TEXTE À ANALYSER:

|---|

XLIV. Au reste, on dit d’Hermotime qu’il était privé d’âme pendant le sommeil, parce qu’elle s’échappait par intervalle du corps de cet homme, qui restait vide. Sa femme révéla ce secret. Ses ennemis, l’ayant trouvé endormi, le brûlèrent comme mort. Son âme, rentrée trop tard, s’imputa, j’imagine, cet homicide. Les habitants de Clazomène consolèrent Hermotime par un temple ; aucune femme n’y paraît, à cause de la honte de son épouse. Pourquoi cette fable ? De peur que la crédulité du vulgaire, déjà enclin à s’imaginer que le sommeil n’est que la retraite de l’âme, ne soit fortifiée par cet exemple d’Hermotime. Il s’agissait de quelque sommeil plus pesant, comme qui dirait un incube, ou bien de quelque affection, que Soranus[1] oppose à la précédente, excluant l’incube, ou tout autre maladie semblable, d’où est venue la fable qu’Epiménide avait dormi près de cinquante ans. Néron, d’après Suétone, et Thrasimède, d’après Théopompe, n’ont jamais

  1. Soranus niait l’incube et admettait le succube.

|---|

DONNÉES:
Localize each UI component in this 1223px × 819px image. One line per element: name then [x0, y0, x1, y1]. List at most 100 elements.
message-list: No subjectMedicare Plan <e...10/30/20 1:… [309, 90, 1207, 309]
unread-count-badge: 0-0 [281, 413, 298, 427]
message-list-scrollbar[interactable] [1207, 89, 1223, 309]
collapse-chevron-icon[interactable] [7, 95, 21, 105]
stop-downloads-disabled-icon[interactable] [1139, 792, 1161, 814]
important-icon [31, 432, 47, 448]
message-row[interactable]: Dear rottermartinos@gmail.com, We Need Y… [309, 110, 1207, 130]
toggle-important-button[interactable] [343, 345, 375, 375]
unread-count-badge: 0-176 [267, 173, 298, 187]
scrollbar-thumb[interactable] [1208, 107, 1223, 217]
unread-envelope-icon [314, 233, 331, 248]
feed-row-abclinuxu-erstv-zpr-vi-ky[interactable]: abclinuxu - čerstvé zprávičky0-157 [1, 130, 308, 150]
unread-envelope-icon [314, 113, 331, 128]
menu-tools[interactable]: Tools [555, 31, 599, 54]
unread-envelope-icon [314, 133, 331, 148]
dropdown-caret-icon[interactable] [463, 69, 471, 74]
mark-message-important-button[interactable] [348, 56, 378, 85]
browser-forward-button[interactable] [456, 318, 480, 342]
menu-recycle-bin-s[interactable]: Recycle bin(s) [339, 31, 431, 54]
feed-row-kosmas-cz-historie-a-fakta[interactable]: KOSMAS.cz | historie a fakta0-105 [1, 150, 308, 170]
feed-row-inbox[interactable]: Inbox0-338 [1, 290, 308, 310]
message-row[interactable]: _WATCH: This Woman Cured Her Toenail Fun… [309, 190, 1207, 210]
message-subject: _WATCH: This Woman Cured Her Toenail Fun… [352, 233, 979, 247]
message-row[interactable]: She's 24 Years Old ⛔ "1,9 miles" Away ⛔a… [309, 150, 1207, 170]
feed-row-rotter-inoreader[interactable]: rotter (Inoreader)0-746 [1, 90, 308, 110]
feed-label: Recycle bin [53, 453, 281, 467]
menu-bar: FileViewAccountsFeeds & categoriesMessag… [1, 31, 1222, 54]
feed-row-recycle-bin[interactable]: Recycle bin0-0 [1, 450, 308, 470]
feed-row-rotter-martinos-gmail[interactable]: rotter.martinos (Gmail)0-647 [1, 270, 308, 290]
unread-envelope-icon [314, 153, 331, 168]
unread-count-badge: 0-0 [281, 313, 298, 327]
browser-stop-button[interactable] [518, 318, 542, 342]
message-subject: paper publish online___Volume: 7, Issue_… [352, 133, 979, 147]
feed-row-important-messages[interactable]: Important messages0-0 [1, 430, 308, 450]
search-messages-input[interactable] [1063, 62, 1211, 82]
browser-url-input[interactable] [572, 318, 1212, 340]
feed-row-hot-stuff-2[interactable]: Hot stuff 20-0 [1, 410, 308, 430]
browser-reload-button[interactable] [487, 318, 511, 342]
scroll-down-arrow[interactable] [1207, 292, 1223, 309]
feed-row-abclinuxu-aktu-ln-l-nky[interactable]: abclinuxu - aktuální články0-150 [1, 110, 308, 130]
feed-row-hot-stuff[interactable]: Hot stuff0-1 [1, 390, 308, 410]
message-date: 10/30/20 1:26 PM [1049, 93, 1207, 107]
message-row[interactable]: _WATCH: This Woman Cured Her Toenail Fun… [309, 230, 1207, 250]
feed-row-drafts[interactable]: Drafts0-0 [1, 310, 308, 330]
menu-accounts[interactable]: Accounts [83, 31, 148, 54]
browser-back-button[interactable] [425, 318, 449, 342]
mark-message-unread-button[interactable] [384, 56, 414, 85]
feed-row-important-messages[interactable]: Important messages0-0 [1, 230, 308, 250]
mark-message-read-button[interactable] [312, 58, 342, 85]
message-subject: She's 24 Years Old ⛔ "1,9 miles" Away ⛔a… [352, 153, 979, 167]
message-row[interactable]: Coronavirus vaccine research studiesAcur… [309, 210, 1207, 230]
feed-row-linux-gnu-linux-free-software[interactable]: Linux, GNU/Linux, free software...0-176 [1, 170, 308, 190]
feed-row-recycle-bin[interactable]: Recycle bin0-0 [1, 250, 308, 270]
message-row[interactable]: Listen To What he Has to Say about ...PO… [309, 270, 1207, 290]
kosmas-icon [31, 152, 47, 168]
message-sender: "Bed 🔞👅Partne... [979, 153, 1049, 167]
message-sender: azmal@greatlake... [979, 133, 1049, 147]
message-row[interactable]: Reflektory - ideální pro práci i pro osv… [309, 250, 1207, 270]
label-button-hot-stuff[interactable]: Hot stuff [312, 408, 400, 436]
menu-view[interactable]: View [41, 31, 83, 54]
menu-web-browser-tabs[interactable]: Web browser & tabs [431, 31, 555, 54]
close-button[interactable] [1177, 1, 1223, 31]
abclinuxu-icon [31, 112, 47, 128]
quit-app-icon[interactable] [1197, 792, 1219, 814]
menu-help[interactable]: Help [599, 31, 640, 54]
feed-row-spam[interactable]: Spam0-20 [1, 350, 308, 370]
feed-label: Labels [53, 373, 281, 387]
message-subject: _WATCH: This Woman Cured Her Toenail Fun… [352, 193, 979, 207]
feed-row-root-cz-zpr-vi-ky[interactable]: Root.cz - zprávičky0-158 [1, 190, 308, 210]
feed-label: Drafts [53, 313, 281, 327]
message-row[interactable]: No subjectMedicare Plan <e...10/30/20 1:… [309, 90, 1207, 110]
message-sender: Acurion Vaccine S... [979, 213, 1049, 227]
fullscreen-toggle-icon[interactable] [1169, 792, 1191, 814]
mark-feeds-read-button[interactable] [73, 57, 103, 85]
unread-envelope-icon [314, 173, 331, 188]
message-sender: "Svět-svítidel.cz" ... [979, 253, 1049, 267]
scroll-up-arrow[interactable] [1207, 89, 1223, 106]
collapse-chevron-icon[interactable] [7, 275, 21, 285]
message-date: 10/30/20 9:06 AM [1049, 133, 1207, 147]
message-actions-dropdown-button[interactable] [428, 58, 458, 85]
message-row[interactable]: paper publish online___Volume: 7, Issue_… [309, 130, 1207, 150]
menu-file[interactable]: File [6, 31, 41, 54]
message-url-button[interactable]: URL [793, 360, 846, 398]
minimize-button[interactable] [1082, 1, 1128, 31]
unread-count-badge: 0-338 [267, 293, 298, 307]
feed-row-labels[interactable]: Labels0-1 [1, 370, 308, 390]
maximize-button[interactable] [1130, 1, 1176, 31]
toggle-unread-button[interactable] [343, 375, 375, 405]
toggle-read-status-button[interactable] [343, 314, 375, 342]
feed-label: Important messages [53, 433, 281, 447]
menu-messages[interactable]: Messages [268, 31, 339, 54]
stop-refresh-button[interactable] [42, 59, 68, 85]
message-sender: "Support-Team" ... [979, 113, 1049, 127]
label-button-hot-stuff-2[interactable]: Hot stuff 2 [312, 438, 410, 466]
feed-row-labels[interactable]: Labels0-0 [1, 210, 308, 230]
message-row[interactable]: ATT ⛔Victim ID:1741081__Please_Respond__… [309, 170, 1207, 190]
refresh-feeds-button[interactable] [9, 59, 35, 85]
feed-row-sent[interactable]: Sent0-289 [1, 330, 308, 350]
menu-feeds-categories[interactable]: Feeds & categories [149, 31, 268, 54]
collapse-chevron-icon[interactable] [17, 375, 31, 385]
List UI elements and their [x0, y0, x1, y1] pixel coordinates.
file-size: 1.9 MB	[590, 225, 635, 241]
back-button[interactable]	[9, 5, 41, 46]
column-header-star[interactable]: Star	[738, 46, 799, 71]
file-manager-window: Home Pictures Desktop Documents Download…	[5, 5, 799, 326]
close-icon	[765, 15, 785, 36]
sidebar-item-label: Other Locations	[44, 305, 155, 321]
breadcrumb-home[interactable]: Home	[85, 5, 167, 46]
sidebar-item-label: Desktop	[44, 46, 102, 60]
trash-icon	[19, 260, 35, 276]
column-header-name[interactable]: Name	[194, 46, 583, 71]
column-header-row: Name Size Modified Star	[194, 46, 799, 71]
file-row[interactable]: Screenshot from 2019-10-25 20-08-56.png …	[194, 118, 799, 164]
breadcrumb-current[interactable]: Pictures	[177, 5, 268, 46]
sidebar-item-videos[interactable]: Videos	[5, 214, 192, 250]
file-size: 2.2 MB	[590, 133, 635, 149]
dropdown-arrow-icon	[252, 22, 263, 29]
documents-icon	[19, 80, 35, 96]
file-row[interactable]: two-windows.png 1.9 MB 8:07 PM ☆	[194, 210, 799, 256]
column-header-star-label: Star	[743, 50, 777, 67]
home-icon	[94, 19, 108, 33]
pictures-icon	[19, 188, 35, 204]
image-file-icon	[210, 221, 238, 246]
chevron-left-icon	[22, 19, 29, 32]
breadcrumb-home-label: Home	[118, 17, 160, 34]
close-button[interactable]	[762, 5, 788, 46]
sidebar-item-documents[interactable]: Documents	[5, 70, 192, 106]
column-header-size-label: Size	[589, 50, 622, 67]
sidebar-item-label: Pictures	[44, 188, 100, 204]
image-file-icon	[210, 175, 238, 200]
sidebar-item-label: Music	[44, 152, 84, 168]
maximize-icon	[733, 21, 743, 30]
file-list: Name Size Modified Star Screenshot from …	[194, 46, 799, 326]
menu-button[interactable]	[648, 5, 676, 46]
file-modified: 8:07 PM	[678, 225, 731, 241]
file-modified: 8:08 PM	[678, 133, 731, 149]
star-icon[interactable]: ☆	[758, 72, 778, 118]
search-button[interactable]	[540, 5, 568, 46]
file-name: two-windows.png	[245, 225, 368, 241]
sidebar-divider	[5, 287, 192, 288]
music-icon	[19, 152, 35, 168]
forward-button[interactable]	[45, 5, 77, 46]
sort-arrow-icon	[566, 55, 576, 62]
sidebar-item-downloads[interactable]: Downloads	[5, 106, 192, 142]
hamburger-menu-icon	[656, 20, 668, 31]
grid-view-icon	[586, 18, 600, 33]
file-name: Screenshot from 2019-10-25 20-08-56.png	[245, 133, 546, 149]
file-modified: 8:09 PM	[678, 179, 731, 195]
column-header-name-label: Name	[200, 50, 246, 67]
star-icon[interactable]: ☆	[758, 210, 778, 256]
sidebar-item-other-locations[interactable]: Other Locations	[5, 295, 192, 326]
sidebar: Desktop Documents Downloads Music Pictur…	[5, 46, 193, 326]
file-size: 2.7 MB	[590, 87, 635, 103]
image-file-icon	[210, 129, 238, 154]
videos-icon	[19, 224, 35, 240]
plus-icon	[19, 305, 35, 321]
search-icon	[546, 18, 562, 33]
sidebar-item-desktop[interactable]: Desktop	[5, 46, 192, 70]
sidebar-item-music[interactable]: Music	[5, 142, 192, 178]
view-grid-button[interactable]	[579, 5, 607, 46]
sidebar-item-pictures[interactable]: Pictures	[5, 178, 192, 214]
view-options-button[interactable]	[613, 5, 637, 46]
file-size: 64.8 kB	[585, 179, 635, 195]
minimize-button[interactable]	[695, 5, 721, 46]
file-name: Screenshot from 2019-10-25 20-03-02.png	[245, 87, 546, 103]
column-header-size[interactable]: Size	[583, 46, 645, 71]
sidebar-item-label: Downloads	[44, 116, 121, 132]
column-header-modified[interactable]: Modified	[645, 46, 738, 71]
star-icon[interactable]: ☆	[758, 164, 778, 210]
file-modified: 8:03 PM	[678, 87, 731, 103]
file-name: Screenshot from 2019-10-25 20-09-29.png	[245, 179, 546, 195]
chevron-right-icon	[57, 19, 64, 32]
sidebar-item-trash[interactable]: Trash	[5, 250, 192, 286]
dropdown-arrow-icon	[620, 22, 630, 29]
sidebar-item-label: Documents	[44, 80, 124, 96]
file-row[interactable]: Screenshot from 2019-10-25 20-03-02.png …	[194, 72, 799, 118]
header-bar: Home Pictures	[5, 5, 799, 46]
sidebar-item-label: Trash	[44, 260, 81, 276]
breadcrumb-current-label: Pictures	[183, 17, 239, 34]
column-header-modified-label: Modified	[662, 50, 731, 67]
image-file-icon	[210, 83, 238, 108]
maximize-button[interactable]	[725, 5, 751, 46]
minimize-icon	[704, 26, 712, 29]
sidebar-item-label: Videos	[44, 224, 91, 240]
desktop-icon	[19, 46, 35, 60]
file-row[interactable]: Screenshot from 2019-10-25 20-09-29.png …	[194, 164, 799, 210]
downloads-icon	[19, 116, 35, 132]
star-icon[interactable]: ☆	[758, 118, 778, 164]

|---|

CONSIGNE:
Veuillez traduire en anglais cette phrase du texte à analyser : « Ses ennemis, l’ayant trouvé endormi, le brûlèrent comme mort. » Pour répondre, appuyez-vous uniquement sur le texte à analyser.

CORRIGÉ:
His enemies, having found him asleep, burned him as though he were dead.